> Task statement
Skip the pictures. Transcribe the rest of the data below without changing a word.

> Dataset records
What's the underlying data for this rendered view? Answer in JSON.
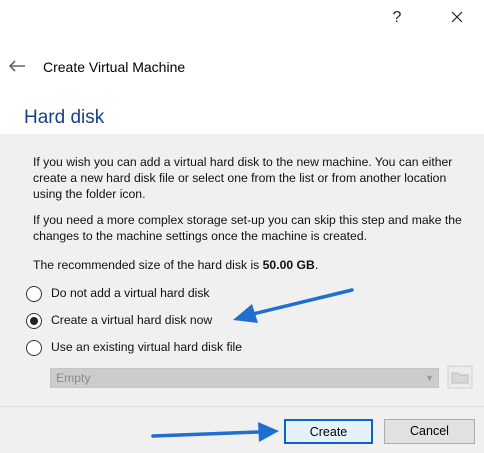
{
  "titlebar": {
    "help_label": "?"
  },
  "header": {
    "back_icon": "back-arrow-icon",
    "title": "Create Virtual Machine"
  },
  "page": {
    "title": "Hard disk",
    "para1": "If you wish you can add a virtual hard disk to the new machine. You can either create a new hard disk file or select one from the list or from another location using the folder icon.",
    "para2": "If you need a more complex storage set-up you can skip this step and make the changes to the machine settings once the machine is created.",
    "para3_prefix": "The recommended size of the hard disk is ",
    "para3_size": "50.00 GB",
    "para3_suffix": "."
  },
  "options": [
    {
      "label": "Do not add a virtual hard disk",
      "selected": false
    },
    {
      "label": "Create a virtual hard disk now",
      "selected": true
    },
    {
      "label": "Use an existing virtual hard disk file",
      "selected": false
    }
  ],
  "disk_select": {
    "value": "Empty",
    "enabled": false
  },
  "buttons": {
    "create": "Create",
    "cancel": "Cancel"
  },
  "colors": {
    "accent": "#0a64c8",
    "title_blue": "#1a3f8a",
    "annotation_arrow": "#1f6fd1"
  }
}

> Solution
What's the underlying data for this rendered view? Answer in JSON.
{
  "titlebar": {
    "help_label": "?"
  },
  "header": {
    "back_icon": "back-arrow-icon",
    "title": "Create Virtual Machine"
  },
  "page": {
    "title": "Hard disk",
    "para1": "If you wish you can add a virtual hard disk to the new machine. You can either create a new hard disk file or select one from the list or from another location using the folder icon.",
    "para2": "If you need a more complex storage set-up you can skip this step and make the changes to the machine settings once the machine is created.",
    "para3_prefix": "The recommended size of the hard disk is ",
    "para3_size": "50.00 GB",
    "para3_suffix": "."
  },
  "options": [
    {
      "label": "Do not add a virtual hard disk",
      "selected": false
    },
    {
      "label": "Create a virtual hard disk now",
      "selected": true
    },
    {
      "label": "Use an existing virtual hard disk file",
      "selected": false
    }
  ],
  "disk_select": {
    "value": "Empty",
    "enabled": false
  },
  "buttons": {
    "create": "Create",
    "cancel": "Cancel"
  },
  "colors": {
    "accent": "#0a64c8",
    "title_blue": "#1a3f8a",
    "annotation_arrow": "#1f6fd1"
  }
}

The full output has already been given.